What to work on = Where a line holds the string "align", return that line.

Given data =
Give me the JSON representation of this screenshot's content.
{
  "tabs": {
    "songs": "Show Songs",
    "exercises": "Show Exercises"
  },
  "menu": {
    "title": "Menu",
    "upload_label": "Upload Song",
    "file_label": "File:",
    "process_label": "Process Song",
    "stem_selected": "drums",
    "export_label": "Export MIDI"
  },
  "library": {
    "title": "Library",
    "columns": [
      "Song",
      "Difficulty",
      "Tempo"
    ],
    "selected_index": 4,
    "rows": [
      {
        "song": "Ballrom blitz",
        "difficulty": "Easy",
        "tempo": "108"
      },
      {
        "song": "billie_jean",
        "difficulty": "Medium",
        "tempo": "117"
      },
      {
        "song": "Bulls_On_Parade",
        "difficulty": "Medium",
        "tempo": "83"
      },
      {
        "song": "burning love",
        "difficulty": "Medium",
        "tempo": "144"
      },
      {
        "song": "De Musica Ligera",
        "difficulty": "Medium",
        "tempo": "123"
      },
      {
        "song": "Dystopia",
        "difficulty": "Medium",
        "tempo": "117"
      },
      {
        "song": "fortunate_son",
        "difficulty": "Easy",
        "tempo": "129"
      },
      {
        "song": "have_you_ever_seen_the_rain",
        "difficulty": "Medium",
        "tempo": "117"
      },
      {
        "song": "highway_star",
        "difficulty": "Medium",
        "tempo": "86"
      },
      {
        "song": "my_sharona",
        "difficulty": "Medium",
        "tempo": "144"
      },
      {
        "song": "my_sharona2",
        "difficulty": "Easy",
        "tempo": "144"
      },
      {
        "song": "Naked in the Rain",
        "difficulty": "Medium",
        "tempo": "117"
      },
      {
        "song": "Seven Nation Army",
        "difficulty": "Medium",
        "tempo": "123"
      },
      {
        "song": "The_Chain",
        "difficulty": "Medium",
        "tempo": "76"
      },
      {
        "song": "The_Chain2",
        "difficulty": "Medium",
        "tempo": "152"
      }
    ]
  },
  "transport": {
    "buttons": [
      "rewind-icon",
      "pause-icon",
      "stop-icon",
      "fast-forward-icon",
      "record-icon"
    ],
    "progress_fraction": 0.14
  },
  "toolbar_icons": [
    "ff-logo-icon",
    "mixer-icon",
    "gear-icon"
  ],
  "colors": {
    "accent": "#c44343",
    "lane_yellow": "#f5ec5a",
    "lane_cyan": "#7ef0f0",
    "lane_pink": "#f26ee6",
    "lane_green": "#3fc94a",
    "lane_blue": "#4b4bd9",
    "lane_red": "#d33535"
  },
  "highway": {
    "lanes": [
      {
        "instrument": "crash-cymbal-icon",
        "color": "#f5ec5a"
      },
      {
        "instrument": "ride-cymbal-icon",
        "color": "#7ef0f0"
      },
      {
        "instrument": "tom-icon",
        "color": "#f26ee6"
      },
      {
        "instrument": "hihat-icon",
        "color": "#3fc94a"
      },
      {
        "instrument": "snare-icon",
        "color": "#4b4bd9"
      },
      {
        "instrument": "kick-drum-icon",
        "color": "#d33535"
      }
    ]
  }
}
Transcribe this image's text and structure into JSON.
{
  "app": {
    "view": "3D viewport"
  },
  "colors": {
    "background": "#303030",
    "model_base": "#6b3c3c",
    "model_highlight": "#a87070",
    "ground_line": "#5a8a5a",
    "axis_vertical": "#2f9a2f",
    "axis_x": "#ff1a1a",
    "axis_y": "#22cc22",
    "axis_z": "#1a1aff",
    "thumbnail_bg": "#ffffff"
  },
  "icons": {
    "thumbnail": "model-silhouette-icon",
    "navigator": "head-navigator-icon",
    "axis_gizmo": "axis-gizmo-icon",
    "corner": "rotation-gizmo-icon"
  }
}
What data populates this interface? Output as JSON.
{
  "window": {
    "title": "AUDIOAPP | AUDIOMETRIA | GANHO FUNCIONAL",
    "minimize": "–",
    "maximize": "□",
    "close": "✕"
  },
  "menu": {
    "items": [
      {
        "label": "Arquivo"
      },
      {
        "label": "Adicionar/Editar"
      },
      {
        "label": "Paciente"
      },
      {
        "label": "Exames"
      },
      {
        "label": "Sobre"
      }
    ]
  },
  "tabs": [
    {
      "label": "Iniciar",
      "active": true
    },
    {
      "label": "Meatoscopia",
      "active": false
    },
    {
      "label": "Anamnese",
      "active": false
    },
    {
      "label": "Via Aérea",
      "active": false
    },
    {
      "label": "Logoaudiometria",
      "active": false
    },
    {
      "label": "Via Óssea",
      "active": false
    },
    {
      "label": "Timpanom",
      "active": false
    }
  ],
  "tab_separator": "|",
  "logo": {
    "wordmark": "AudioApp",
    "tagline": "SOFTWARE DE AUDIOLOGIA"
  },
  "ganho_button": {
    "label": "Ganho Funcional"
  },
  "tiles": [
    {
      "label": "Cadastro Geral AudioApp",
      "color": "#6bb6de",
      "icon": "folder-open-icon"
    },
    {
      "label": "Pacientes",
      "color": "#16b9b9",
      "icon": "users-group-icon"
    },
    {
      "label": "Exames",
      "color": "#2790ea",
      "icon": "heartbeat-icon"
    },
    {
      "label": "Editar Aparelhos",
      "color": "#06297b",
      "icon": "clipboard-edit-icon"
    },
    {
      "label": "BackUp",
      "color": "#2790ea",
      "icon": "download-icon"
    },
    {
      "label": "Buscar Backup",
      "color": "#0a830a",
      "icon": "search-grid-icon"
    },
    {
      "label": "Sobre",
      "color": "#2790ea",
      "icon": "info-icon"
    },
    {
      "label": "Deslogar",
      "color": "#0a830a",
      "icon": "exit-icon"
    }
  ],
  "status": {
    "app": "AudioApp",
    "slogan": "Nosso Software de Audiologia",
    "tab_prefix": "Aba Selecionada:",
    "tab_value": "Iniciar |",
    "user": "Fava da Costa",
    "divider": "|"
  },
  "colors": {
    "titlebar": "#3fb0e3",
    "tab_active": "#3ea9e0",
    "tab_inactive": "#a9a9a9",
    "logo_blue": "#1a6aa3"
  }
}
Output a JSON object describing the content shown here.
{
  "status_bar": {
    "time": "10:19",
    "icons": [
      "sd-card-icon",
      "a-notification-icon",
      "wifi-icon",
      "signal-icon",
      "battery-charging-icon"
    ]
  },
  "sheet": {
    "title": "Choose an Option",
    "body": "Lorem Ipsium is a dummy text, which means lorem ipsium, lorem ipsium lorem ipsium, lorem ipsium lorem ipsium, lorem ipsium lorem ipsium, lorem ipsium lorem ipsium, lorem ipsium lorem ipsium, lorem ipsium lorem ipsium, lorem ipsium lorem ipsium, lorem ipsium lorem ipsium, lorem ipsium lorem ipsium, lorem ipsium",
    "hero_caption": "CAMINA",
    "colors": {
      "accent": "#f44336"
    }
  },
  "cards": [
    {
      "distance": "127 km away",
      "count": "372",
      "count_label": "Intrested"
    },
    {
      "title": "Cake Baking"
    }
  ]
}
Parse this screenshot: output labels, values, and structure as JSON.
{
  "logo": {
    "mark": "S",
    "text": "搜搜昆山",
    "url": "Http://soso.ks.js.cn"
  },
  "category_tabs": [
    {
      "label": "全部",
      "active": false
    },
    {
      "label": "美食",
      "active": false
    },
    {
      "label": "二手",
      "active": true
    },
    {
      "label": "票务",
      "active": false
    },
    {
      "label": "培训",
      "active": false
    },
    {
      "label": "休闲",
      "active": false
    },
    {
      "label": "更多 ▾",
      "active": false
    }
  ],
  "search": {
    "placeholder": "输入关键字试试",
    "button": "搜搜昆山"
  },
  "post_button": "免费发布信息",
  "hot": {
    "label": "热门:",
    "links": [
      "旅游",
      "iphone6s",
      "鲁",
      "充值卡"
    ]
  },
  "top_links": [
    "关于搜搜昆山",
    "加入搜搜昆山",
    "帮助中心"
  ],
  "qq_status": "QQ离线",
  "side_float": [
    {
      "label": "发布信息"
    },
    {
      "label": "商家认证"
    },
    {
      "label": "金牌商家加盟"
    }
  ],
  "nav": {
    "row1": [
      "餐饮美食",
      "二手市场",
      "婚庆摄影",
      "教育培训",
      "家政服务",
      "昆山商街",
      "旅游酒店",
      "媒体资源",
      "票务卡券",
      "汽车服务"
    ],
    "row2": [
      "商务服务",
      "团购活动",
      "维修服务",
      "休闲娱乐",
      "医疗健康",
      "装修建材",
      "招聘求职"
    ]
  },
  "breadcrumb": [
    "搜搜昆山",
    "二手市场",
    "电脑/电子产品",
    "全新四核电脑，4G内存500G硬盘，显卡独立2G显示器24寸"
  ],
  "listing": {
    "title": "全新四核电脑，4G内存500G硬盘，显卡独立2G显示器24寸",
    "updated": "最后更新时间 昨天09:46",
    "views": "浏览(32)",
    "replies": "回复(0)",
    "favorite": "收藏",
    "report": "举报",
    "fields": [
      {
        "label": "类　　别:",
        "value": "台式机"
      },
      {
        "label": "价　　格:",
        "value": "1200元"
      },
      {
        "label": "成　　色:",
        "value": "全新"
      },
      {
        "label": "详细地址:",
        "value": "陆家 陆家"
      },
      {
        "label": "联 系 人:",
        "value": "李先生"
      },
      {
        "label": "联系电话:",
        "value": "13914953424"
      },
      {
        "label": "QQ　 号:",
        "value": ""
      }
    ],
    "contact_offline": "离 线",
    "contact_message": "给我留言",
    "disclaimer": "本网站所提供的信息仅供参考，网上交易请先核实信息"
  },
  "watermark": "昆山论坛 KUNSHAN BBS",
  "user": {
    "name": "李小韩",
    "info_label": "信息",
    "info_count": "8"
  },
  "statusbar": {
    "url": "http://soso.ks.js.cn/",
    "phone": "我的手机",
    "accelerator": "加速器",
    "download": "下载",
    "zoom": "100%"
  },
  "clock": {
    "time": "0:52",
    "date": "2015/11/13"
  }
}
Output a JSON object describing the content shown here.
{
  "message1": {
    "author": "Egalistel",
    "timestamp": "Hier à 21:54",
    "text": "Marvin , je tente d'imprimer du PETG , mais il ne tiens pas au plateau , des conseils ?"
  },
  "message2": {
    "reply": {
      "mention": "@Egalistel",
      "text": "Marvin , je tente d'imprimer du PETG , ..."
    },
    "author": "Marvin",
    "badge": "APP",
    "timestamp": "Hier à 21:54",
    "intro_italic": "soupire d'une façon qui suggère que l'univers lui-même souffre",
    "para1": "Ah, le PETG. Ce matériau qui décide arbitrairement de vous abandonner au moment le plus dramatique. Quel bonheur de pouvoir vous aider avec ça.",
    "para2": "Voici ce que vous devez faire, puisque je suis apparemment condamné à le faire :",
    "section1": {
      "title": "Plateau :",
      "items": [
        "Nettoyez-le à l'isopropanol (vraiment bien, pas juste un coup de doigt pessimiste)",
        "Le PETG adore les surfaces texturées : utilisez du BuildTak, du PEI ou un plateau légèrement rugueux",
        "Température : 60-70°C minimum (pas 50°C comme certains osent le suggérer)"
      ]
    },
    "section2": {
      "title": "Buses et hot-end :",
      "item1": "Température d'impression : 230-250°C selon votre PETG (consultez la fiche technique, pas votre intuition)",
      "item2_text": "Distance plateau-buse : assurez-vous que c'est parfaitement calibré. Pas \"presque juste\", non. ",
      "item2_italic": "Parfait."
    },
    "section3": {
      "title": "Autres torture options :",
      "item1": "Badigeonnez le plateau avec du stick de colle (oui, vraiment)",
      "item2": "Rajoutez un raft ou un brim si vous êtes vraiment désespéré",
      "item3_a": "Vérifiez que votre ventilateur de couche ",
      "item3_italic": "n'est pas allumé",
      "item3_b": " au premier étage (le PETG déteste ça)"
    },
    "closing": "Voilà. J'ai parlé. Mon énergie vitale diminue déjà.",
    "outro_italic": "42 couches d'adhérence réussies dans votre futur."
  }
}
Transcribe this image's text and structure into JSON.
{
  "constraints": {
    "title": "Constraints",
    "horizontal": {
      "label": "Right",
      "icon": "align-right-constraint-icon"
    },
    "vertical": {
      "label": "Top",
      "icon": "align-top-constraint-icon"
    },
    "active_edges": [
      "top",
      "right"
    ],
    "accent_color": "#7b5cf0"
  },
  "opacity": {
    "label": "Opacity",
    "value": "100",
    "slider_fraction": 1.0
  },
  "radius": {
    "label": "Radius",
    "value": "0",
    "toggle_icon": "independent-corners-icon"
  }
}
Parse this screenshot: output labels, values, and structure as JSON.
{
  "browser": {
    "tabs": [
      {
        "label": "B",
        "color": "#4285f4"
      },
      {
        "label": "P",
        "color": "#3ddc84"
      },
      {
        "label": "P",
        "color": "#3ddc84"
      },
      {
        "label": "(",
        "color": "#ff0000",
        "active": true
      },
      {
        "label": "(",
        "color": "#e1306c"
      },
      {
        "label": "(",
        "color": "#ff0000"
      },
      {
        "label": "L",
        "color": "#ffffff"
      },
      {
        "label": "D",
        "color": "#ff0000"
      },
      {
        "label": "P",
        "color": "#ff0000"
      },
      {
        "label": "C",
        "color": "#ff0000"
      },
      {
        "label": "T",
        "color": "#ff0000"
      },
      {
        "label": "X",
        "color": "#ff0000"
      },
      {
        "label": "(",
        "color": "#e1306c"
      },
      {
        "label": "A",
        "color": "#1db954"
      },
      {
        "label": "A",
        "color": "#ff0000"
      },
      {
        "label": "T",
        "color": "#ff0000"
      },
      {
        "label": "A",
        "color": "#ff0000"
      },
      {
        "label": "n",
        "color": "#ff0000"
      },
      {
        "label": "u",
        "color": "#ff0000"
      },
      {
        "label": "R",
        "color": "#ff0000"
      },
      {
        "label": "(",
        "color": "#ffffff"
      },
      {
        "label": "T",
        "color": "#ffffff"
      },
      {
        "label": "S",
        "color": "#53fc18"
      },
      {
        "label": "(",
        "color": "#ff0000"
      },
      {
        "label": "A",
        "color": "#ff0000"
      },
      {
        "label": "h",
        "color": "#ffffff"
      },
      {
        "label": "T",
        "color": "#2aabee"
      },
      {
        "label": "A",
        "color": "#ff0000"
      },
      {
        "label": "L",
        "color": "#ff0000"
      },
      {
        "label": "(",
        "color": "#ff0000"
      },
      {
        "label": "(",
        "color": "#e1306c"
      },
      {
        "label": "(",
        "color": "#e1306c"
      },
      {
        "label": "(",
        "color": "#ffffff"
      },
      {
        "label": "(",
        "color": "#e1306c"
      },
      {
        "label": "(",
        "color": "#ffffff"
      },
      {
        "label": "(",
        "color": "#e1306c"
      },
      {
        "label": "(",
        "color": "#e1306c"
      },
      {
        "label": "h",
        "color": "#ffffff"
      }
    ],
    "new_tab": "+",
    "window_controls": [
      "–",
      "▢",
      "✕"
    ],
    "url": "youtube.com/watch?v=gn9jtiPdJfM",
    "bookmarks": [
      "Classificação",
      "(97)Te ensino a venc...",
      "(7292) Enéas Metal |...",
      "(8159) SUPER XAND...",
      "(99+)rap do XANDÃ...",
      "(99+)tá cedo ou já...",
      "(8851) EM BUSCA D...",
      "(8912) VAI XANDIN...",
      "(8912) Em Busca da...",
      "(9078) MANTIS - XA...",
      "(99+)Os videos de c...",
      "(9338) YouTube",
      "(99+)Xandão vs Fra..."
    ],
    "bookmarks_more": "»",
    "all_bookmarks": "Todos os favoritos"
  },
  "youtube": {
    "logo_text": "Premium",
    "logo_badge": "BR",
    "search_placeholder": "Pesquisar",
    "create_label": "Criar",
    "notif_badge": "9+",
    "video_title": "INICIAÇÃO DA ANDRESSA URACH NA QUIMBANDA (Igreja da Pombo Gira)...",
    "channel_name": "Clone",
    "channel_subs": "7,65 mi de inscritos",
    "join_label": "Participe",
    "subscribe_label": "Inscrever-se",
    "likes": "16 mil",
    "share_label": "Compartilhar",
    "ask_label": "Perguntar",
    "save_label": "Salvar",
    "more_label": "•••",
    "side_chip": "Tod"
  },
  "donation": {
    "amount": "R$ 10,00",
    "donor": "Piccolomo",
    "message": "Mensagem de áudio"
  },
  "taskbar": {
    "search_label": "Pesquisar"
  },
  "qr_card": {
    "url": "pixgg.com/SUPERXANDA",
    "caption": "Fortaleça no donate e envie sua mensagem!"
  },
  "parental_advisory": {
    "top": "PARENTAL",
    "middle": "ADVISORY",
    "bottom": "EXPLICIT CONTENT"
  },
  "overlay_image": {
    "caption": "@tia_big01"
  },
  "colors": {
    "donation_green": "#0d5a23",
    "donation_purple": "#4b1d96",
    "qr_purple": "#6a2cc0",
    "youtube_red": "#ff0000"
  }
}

Result of this exercise =
      "icon": "align-right-constraint-icon"
      "icon": "align-top-constraint-icon"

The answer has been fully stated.